> _Exercise_
Search the material for the word "温馨提示" and report each line where it turns up.

> _Extracted records_
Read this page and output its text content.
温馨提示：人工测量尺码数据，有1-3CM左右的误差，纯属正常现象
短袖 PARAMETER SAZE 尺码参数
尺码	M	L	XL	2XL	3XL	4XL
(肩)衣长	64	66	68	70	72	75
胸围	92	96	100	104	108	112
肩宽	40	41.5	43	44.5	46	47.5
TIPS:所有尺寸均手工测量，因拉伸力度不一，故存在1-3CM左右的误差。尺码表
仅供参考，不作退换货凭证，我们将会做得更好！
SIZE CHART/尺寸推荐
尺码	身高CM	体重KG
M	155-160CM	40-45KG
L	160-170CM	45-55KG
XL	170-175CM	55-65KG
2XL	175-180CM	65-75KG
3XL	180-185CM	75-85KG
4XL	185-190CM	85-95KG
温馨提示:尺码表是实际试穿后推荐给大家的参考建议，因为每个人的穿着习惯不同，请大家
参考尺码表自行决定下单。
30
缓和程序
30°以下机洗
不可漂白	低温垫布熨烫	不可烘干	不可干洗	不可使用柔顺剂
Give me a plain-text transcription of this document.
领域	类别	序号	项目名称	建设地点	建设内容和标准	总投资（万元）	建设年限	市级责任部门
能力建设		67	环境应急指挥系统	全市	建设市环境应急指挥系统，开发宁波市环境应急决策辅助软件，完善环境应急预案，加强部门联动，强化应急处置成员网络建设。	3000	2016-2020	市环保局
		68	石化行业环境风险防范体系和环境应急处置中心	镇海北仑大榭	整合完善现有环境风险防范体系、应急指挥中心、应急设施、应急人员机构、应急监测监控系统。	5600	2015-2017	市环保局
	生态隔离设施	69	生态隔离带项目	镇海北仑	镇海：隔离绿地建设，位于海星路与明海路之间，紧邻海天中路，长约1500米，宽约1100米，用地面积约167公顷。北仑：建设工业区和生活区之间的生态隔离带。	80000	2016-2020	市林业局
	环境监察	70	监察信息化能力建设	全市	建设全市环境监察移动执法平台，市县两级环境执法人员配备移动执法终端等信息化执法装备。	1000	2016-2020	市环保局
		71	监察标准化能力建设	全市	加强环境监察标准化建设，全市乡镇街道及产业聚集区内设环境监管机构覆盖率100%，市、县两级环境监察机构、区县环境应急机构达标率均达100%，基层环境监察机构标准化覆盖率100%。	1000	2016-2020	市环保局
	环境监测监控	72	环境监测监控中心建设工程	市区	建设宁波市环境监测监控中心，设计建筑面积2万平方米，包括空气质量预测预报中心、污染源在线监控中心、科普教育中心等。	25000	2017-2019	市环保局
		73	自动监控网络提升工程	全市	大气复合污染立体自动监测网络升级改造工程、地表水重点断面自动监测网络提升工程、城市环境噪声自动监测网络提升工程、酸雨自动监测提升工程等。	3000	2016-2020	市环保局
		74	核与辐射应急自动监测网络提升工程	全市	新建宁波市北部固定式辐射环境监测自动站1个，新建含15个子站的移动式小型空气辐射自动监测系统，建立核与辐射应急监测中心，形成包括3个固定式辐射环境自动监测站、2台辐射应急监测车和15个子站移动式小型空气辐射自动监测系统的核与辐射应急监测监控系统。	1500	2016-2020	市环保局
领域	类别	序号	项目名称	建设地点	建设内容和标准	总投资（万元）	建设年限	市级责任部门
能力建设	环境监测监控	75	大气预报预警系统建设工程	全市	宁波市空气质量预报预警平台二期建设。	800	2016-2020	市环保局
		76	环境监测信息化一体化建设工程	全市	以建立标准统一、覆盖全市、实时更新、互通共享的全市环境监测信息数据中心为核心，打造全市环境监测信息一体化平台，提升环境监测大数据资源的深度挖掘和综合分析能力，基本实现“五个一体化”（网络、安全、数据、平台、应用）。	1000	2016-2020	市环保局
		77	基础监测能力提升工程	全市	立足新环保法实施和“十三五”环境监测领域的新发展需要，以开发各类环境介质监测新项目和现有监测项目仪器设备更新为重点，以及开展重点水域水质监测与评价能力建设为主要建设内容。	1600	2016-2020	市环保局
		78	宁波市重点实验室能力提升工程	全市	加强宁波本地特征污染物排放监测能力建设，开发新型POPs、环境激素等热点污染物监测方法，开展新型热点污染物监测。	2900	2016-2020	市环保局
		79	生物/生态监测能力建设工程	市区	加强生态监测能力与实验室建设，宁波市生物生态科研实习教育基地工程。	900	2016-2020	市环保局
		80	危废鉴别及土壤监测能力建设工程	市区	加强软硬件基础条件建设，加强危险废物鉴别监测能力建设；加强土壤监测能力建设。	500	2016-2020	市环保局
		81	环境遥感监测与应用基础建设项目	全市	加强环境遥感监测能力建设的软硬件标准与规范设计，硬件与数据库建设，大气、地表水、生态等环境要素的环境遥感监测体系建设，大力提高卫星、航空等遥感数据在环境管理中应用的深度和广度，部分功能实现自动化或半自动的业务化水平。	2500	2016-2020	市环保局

> _Task solution_
温馨提示：人工测量尺码数据，有1-3CM左右的误差，纯属正常现象
温馨提示:尺码表是实际试穿后推荐给大家的参考建议，因为每个人的穿着习惯不同，请大家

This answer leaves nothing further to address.